#### Task statement
In full and without alteration, repeat the material.

[Dataset rows]
◇ ◇ ◇
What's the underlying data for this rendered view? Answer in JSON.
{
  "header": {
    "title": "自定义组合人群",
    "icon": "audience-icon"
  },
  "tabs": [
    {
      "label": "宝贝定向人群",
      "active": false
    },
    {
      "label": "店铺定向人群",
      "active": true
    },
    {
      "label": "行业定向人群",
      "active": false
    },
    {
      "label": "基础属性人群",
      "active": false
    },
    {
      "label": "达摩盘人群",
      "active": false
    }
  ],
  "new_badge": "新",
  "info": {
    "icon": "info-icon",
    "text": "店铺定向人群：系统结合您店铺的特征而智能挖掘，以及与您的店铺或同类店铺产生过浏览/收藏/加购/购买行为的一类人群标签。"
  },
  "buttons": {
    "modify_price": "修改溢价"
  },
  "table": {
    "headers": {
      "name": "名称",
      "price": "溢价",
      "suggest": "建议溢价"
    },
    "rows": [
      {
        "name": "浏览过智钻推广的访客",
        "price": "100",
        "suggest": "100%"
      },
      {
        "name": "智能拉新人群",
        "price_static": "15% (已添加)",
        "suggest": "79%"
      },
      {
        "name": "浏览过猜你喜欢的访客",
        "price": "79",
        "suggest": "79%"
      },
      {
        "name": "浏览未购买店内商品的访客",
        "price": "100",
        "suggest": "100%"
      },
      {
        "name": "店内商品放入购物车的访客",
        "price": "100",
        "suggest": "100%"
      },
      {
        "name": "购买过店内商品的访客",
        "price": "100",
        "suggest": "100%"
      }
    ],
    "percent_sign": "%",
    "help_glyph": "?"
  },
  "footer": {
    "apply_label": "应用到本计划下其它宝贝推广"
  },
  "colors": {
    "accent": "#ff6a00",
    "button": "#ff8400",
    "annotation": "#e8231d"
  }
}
◇ ◇ ◇
#### Reply
What's the underlying data for this rendered view? Answer in JSON.
{
  "header": {
    "title": "自定义组合人群",
    "icon": "audience-icon"
  },
  "tabs": [
    {
      "label": "宝贝定向人群",
      "active": false
    },
    {
      "label": "店铺定向人群",
      "active": true
    },
    {
      "label": "行业定向人群",
      "active": false
    },
    {
      "label": "基础属性人群",
      "active": false
    },
    {
      "label": "达摩盘人群",
      "active": false
    }
  ],
  "new_badge": "新",
  "info": {
    "icon": "info-icon",
    "text": "店铺定向人群：系统结合您店铺的特征而智能挖掘，以及与您的店铺或同类店铺产生过浏览/收藏/加购/购买行为的一类人群标签。"
  },
  "buttons": {
    "modify_price": "修改溢价"
  },
  "table": {
    "headers": {
      "name": "名称",
      "price": "溢价",
      "suggest": "建议溢价"
    },
    "rows": [
      {
        "name": "浏览过智钻推广的访客",
        "price": "100",
        "suggest": "100%"
      },
      {
        "name": "智能拉新人群",
        "price_static": "15% (已添加)",
        "suggest": "79%"
      },
      {
        "name": "浏览过猜你喜欢的访客",
        "price": "79",
        "suggest": "79%"
      },
      {
        "name": "浏览未购买店内商品的访客",
        "price": "100",
        "suggest": "100%"
      },
      {
        "name": "店内商品放入购物车的访客",
        "price": "100",
        "suggest": "100%"
      },
      {
        "name": "购买过店内商品的访客",
        "price": "100",
        "suggest": "100%"
      }
    ],
    "percent_sign": "%",
    "help_glyph": "?"
  },
  "footer": {
    "apply_label": "应用到本计划下其它宝贝推广"
  },
  "colors": {
    "accent": "#ff6a00",
    "button": "#ff8400",
    "annotation": "#e8231d"
  }
}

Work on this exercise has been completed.